— Begin —
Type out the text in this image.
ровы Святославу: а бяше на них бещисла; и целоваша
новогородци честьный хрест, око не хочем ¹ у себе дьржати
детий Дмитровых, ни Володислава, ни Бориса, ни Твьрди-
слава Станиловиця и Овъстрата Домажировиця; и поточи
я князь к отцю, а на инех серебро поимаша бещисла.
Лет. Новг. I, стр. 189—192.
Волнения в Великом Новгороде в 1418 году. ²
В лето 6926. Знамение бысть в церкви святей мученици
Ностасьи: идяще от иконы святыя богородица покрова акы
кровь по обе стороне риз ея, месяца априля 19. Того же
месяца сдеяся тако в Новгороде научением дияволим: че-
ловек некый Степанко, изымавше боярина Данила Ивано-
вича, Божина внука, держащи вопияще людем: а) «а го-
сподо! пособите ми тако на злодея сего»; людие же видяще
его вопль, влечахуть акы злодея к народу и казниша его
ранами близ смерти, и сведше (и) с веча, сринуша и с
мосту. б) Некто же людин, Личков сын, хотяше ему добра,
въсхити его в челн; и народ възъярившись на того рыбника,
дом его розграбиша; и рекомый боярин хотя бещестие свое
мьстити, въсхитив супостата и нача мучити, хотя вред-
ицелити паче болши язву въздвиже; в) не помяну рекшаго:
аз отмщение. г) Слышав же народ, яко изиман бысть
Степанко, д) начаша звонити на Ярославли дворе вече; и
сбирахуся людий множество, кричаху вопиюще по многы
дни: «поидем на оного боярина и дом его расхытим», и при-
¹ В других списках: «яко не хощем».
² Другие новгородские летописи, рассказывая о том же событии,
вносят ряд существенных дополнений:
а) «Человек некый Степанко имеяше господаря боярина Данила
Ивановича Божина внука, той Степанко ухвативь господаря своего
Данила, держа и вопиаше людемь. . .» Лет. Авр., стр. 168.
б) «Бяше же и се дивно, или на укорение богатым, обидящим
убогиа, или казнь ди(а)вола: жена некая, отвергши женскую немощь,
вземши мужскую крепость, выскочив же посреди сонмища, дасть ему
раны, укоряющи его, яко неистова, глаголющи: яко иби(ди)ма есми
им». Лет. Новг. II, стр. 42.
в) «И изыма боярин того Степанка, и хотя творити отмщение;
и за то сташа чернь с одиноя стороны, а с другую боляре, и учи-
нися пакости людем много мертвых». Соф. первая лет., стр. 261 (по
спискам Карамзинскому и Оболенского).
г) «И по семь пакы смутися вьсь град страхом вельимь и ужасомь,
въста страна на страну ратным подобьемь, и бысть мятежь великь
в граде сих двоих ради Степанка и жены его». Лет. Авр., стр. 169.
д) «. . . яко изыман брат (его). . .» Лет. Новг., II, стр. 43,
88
— End —
Copy out each line exactly.

Exercise answer →
Type out the text in this image.
ровы Святославу: а бяше на них бещисла; и целоваша
новогородци честьный хрест, око не хочем ¹ у себе дьржати
детий Дмитровых, ни Володислава, ни Бориса, ни Твьрди-
слава Станиловиця и Овъстрата Домажировиця; и поточи
я князь к отцю, а на инех серебро поимаша бещисла.
Лет. Новг. I, стр. 189—192.
Волнения в Великом Новгороде в 1418 году. ²
В лето 6926. Знамение бысть в церкви святей мученици
Ностасьи: идяще от иконы святыя богородица покрова акы
кровь по обе стороне риз ея, месяца априля 19. Того же
месяца сдеяся тако в Новгороде научением дияволим: че-
ловек некый Степанко, изымавше боярина Данила Ивано-
вича, Божина внука, держащи вопияще людем: а) «а го-
сподо! пособите ми тако на злодея сего»; людие же видяще
его вопль, влечахуть акы злодея к народу и казниша его
ранами близ смерти, и сведше (и) с веча, сринуша и с
мосту. б) Некто же людин, Личков сын, хотяше ему добра,
въсхити его в челн; и народ възъярившись на того рыбника,
дом его розграбиша; и рекомый боярин хотя бещестие свое
мьстити, въсхитив супостата и нача мучити, хотя вред-
ицелити паче болши язву въздвиже; в) не помяну рекшаго:
аз отмщение. г) Слышав же народ, яко изиман бысть
Степанко, д) начаша звонити на Ярославли дворе вече; и
сбирахуся людий множество, кричаху вопиюще по многы
дни: «поидем на оного боярина и дом его расхытим», и при-
¹ В других списках: «яко не хощем».
² Другие новгородские летописи, рассказывая о том же событии,
вносят ряд существенных дополнений:
а) «Человек некый Степанко имеяше господаря боярина Данила
Ивановича Божина внука, той Степанко ухвативь господаря своего
Данила, держа и вопиаше людемь. . .» Лет. Авр., стр. 168.
б) «Бяше же и се дивно, или на укорение богатым, обидящим
убогиа, или казнь ди(а)вола: жена некая, отвергши женскую немощь,
вземши мужскую крепость, выскочив же посреди сонмища, дасть ему
раны, укоряющи его, яко неистова, глаголющи: яко иби(ди)ма есми
им». Лет. Новг. II, стр. 42.
в) «И изыма боярин того Степанка, и хотя творити отмщение;
и за то сташа чернь с одиноя стороны, а с другую боляре, и учи-
нися пакости людем много мертвых». Соф. первая лет., стр. 261 (по
спискам Карамзинскому и Оболенского).
г) «И по семь пакы смутися вьсь град страхом вельимь и ужасомь,
въста страна на страну ратным подобьемь, и бысть мятежь великь
в граде сих двоих ради Степанка и жены его». Лет. Авр., стр. 169.
д) «. . . яко изыман брат (его). . .» Лет. Новг., II, стр. 43,
88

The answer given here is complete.